- Description of the task -
In the material below, find each line holding the string "Stoc" and copy it.

- The input -

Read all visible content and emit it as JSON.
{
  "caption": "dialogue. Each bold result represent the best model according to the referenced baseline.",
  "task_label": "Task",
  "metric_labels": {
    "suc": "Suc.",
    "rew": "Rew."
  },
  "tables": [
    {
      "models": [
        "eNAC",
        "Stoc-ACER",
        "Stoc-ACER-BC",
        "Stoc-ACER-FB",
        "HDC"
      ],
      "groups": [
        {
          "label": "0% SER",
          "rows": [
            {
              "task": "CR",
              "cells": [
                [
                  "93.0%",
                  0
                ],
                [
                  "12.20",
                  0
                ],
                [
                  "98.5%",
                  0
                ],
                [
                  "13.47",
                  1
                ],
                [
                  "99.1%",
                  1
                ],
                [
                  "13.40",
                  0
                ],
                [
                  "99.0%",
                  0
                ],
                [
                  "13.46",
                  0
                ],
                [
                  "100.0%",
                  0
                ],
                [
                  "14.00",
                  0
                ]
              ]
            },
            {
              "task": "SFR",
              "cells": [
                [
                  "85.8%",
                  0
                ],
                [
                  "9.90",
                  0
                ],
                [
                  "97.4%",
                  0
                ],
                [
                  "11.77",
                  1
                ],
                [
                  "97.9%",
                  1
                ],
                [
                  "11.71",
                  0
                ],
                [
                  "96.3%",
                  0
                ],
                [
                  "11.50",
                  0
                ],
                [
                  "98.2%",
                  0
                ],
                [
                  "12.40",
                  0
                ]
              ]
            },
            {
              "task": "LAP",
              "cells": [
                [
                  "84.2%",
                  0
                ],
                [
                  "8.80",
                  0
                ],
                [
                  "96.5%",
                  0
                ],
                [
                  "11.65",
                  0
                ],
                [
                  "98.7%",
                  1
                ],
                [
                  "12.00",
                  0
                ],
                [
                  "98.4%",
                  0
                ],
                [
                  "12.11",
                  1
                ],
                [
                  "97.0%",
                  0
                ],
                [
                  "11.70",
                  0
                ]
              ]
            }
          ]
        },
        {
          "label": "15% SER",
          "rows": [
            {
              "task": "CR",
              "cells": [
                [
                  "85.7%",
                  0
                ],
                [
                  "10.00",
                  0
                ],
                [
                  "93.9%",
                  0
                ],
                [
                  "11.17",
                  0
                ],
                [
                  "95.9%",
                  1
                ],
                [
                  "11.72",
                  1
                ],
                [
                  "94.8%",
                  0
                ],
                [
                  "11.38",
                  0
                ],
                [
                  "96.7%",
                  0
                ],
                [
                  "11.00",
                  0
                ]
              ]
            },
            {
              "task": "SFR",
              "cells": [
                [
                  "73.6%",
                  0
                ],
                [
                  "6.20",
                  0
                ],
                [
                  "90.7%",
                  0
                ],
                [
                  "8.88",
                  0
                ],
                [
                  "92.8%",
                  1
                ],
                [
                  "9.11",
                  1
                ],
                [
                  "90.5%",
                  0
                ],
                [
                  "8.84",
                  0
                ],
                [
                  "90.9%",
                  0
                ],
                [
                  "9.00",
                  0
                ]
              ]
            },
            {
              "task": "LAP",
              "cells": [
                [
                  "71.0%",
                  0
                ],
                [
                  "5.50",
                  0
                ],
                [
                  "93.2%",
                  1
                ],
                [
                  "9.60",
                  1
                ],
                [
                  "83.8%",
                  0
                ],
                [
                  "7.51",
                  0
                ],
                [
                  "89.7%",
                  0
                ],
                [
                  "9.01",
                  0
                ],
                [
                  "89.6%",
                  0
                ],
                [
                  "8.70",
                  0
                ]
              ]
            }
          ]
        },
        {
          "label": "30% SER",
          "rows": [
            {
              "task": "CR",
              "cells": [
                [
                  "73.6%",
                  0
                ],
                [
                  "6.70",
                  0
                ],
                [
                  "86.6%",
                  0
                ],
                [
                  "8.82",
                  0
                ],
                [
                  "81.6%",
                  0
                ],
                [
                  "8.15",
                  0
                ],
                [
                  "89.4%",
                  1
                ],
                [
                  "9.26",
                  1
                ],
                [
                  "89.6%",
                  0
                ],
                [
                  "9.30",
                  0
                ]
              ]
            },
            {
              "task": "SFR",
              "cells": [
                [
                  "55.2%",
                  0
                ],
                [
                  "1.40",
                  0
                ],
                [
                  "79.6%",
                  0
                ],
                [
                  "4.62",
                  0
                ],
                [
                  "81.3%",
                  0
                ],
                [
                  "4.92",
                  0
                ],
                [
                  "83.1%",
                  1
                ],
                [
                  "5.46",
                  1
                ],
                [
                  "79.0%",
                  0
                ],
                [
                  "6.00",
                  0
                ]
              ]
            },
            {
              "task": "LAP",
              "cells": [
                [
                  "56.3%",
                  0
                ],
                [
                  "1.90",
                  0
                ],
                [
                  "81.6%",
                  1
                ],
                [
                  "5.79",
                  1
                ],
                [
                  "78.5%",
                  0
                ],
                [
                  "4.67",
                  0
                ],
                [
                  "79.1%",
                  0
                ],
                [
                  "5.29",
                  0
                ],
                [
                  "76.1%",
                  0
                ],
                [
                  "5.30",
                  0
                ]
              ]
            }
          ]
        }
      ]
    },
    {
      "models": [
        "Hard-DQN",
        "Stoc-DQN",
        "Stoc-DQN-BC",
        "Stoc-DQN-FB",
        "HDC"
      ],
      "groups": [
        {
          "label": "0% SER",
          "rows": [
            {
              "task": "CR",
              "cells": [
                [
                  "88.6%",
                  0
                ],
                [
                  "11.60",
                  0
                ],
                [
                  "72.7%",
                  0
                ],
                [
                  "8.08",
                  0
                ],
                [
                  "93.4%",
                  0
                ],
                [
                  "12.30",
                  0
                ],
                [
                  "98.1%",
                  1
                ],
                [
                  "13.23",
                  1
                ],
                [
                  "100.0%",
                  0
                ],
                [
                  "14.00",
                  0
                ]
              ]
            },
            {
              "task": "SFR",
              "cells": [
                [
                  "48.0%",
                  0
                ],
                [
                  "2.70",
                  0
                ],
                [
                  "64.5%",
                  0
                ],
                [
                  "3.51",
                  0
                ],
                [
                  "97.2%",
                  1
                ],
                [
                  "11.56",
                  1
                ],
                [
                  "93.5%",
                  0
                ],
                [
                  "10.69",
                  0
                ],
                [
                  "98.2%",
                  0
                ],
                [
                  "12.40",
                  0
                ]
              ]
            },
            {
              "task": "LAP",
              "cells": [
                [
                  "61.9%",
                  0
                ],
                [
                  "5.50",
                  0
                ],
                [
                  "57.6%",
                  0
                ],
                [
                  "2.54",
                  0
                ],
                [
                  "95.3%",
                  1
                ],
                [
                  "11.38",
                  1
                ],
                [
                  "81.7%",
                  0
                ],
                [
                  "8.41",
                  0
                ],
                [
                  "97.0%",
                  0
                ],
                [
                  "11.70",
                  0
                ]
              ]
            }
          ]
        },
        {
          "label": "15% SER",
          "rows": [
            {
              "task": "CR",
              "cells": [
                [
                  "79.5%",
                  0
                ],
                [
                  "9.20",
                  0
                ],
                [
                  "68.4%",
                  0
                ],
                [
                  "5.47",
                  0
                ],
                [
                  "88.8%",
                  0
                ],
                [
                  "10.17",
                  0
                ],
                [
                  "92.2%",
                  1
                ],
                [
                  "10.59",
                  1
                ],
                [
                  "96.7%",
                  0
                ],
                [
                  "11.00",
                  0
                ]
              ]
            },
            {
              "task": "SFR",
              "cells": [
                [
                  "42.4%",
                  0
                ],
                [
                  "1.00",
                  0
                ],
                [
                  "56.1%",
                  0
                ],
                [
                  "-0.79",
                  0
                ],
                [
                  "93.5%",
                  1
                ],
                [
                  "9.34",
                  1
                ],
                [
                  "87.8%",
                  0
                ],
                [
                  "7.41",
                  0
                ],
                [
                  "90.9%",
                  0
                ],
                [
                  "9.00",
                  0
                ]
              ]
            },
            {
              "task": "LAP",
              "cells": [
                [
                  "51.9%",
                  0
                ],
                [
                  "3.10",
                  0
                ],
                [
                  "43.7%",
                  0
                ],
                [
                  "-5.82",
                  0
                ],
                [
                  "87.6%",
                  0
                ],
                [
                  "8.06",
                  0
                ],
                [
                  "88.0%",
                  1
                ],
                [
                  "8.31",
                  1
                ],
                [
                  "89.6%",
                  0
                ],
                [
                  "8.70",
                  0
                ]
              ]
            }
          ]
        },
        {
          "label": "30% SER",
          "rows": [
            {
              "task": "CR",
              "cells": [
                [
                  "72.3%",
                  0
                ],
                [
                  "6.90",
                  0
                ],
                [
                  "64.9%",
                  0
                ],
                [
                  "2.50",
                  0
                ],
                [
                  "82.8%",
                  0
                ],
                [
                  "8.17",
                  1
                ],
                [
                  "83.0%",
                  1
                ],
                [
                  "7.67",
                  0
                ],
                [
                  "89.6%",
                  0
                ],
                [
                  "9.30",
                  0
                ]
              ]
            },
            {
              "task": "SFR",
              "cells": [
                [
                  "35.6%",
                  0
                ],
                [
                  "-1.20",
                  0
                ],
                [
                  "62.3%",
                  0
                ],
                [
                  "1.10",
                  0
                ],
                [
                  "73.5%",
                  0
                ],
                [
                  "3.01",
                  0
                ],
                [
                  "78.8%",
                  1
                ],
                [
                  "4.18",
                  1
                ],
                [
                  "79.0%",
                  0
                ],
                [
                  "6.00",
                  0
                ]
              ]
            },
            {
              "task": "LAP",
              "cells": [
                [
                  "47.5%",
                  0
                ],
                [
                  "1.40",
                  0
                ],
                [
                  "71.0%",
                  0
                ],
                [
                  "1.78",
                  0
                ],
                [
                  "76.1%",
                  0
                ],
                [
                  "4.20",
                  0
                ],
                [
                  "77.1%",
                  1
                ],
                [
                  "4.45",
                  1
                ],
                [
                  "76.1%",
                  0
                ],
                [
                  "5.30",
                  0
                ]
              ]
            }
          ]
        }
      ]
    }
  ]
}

- Response to this task -
        "Stoc-ACER",
        "Stoc-ACER-BC",
        "Stoc-ACER-FB",
        "Stoc-DQN",
        "Stoc-DQN-BC",
        "Stoc-DQN-FB",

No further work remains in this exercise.